* INSTRUCTIONS FOR THE TASK
From the listing below, copy every line with the word "Sączu".

----

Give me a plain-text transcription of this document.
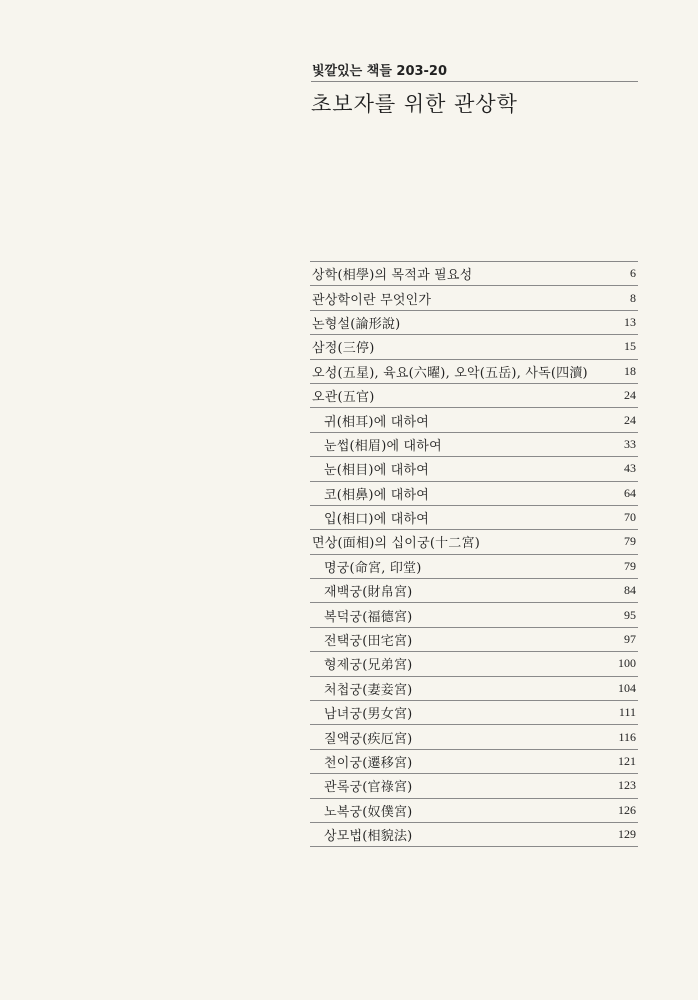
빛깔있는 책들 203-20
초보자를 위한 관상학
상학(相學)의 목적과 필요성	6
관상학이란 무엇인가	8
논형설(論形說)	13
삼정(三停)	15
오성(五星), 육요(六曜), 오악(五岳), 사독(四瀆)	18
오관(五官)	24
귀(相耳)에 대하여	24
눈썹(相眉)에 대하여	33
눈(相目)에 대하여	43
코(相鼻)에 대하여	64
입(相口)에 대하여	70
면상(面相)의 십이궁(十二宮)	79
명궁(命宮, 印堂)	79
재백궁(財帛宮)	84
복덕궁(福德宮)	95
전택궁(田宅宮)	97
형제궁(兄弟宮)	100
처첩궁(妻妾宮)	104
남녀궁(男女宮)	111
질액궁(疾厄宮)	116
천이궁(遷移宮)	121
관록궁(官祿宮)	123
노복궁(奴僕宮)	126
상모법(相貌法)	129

----

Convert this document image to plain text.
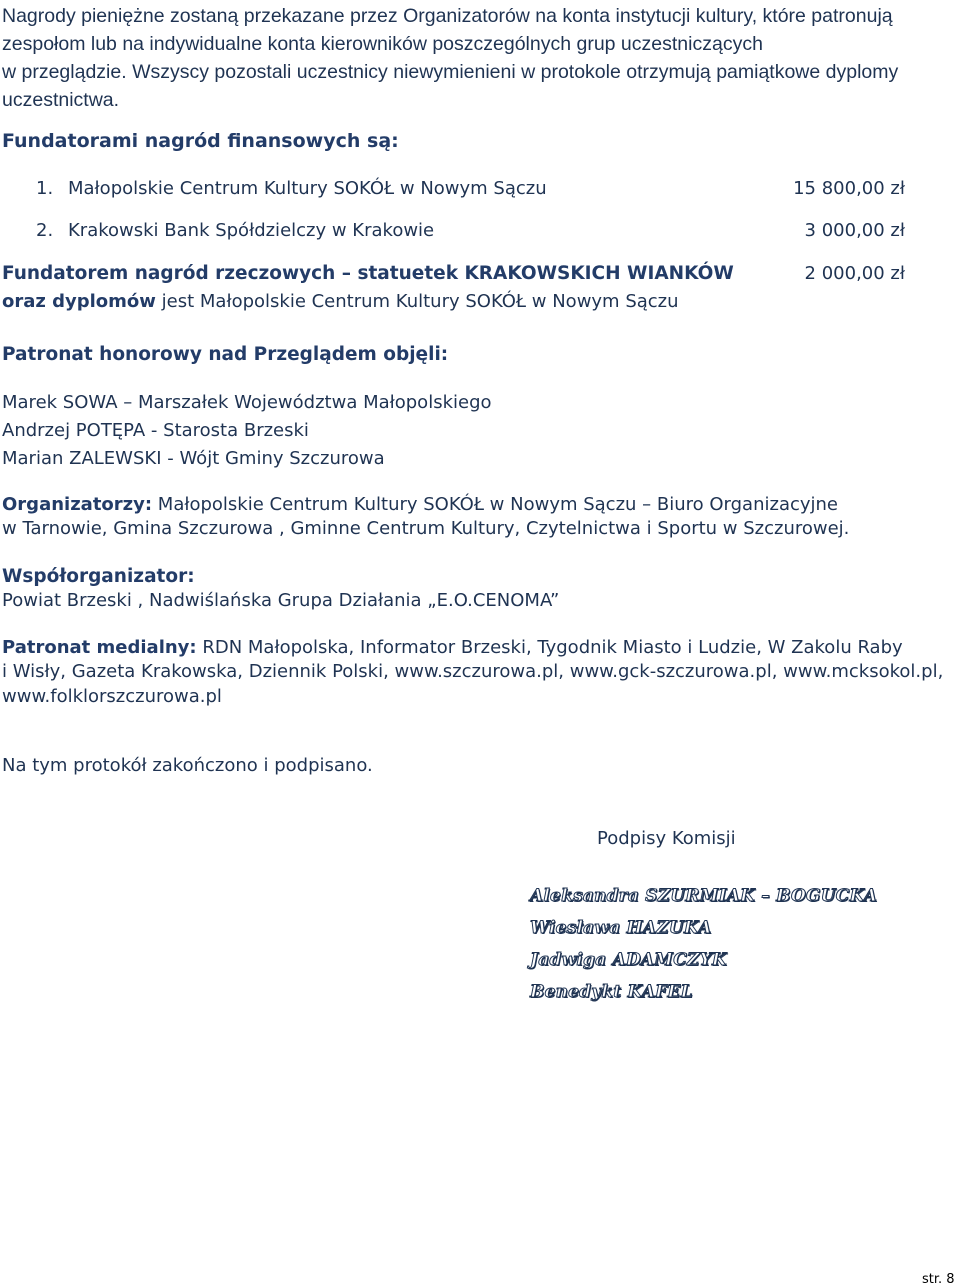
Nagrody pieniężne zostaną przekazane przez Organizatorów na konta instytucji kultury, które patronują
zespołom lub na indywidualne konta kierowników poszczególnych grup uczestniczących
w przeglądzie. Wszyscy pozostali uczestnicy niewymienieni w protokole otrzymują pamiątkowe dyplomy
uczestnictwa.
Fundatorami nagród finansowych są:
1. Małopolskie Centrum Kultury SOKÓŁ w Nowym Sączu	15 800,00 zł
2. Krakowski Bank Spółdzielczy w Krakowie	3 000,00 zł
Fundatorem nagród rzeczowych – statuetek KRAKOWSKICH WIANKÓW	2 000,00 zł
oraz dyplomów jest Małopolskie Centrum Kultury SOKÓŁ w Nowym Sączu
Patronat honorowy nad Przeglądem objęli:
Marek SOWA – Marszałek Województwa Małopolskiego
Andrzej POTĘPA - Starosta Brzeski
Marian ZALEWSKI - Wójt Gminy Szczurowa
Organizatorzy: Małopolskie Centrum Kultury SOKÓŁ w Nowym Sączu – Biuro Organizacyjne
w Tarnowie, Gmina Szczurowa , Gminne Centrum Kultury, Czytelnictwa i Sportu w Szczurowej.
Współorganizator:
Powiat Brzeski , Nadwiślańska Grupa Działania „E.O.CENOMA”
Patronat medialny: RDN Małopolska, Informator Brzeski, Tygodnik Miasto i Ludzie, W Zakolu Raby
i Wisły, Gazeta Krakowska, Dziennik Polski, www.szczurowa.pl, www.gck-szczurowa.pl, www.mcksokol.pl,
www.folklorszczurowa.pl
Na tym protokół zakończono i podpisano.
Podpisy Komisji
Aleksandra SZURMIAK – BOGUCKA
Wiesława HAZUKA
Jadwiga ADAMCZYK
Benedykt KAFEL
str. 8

----

* EXERCISE SOLUTION
1. Małopolskie Centrum Kultury SOKÓŁ w Nowym Sączu	15 800,00 zł
oraz dyplomów jest Małopolskie Centrum Kultury SOKÓŁ w Nowym Sączu
Organizatorzy: Małopolskie Centrum Kultury SOKÓŁ w Nowym Sączu – Biuro Organizacyjne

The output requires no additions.